* YOUR OBJECTIVE
Transcribe every entry word for word, but skip the images.

==========

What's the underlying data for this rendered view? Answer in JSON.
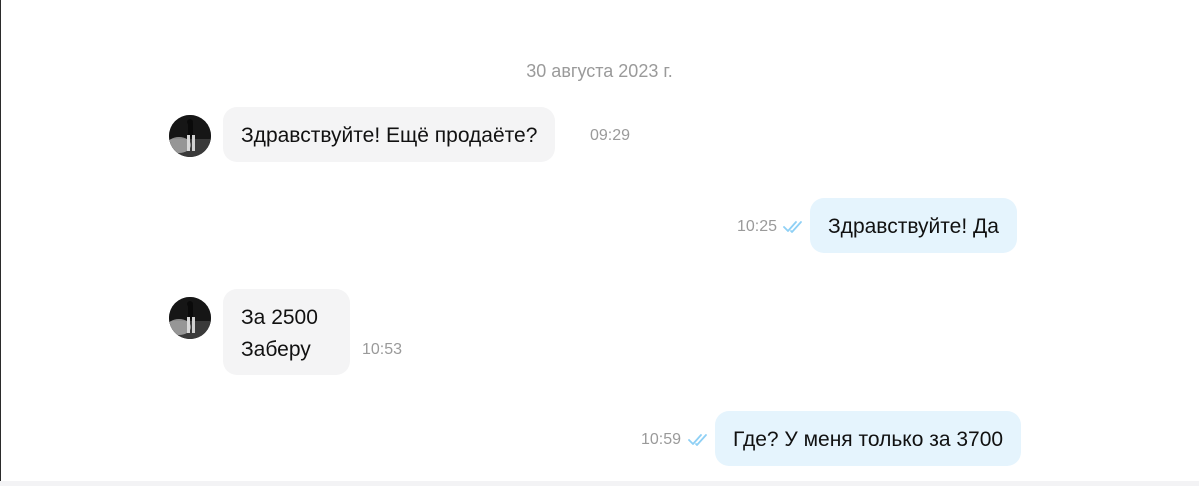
{
  "chat": {
    "date_separator": "30 августа 2023 г.",
    "messages": [
      {
        "direction": "incoming",
        "lines": [
          "Здравствуйте! Ещё продаёте?"
        ],
        "time": "09:29"
      },
      {
        "direction": "outgoing",
        "lines": [
          "Здравствуйте! Да"
        ],
        "time": "10:25",
        "status": "read"
      },
      {
        "direction": "incoming",
        "lines": [
          "За 2500",
          "Заберу"
        ],
        "time": "10:53"
      },
      {
        "direction": "outgoing",
        "lines": [
          "Где? У меня только за 3700"
        ],
        "time": "10:59",
        "status": "read"
      }
    ]
  },
  "colors": {
    "incoming_bubble": "#f4f4f5",
    "outgoing_bubble": "#e5f4fd",
    "timestamp": "#9a9a9a",
    "read_check": "#8fd0f5"
  },
  "icons": {
    "read_status": "double-check-icon",
    "sender_avatar": "avatar"
  }
}
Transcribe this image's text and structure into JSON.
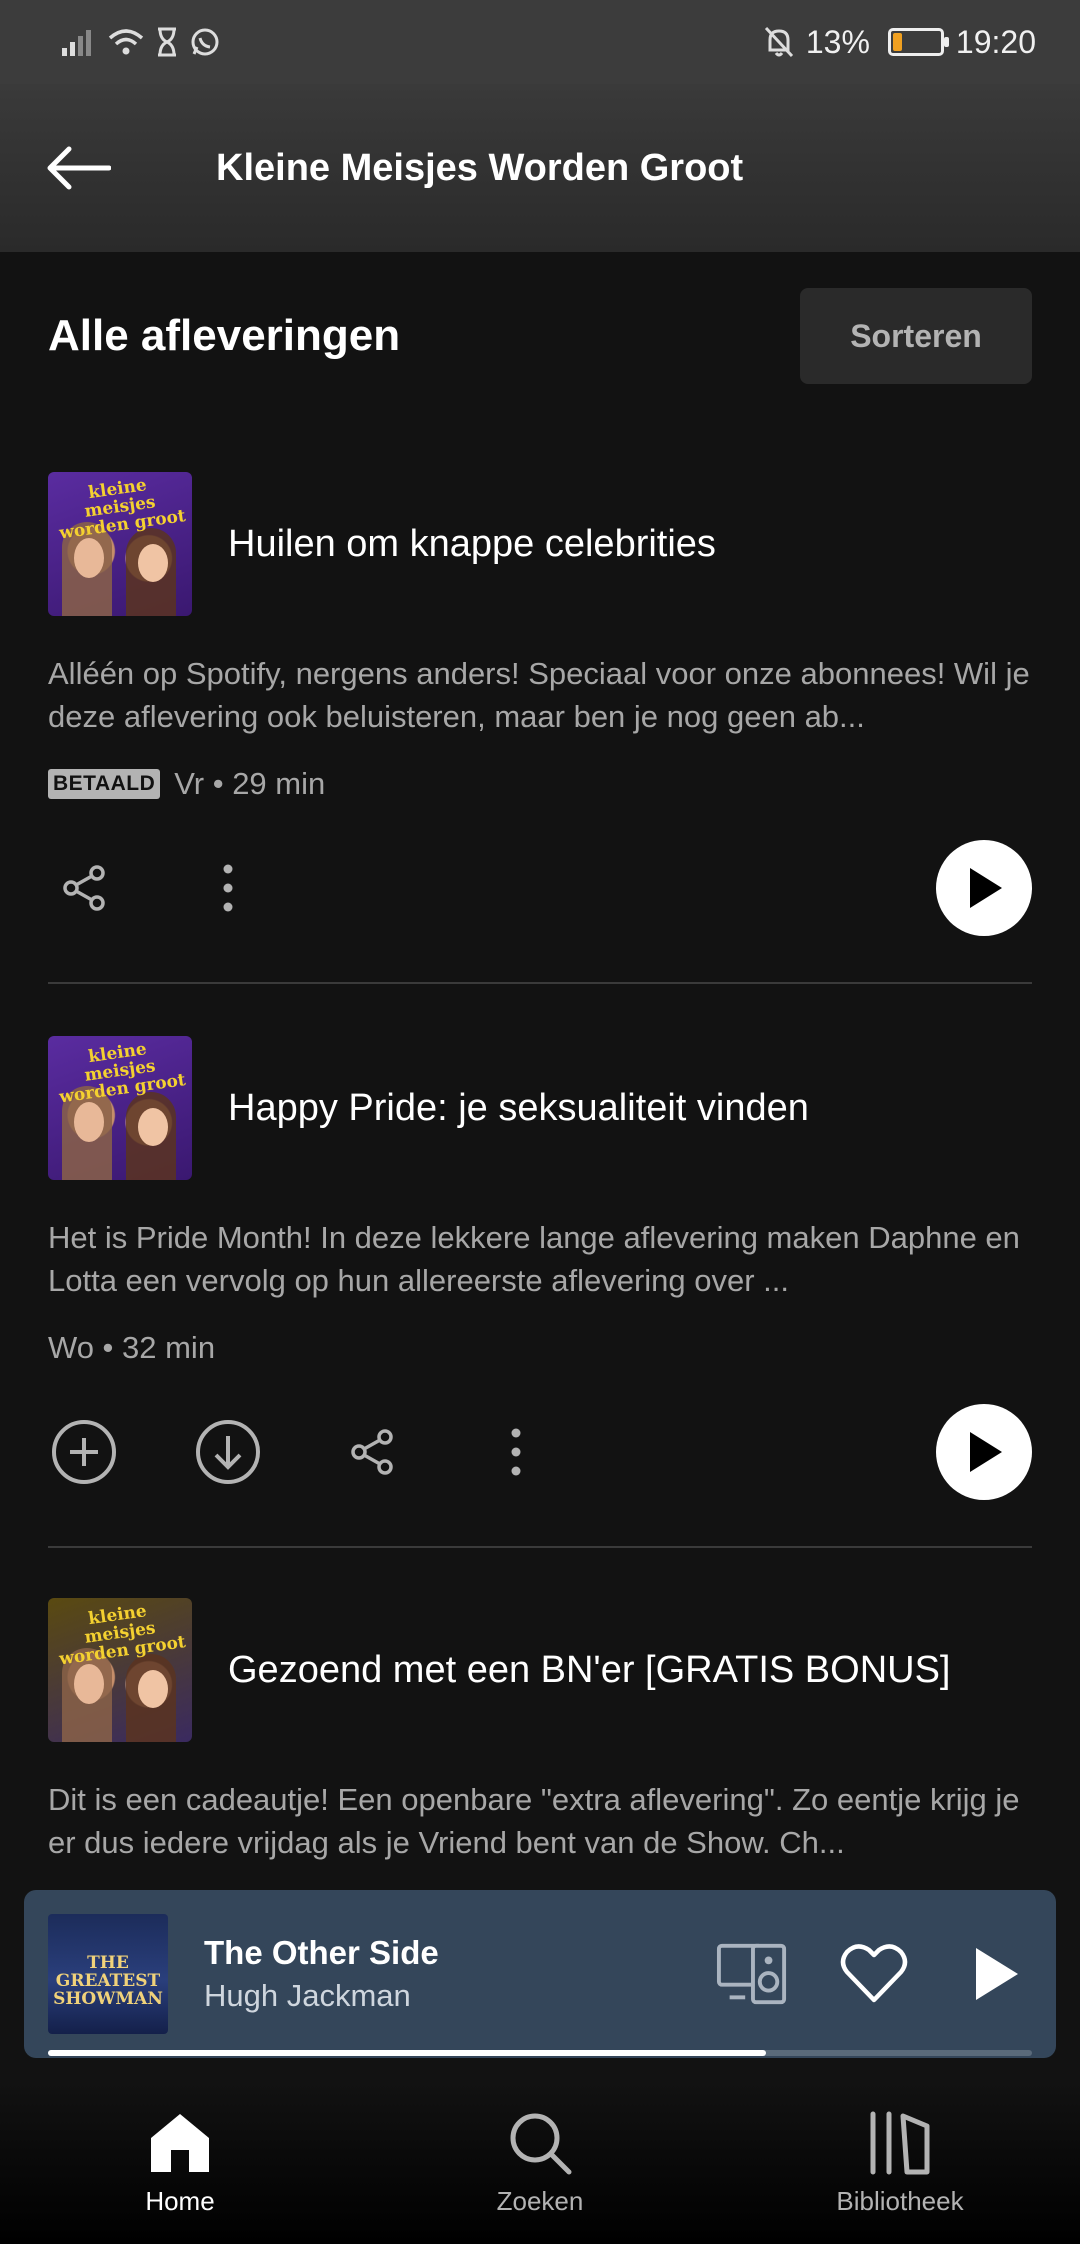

==========

* EXERCISE OUTPUT
What's the underlying data for this rendered view? Answer in JSON.
{
  "chat": {
    "date_separator": "30 августа 2023 г.",
    "messages": [
      {
        "direction": "incoming",
        "lines": [
          "Здравствуйте! Ещё продаёте?"
        ],
        "time": "09:29"
      },
      {
        "direction": "outgoing",
        "lines": [
          "Здравствуйте! Да"
        ],
        "time": "10:25",
        "status": "read"
      },
      {
        "direction": "incoming",
        "lines": [
          "За 2500",
          "Заберу"
        ],
        "time": "10:53"
      },
      {
        "direction": "outgoing",
        "lines": [
          "Где? У меня только за 3700"
        ],
        "time": "10:59",
        "status": "read"
      }
    ]
  },
  "colors": {
    "incoming_bubble": "#f4f4f5",
    "outgoing_bubble": "#e5f4fd",
    "timestamp": "#9a9a9a",
    "read_check": "#8fd0f5"
  },
  "icons": {
    "read_status": "double-check-icon",
    "sender_avatar": "avatar"
  }
}
Transcribe this image's text and structure into JSON.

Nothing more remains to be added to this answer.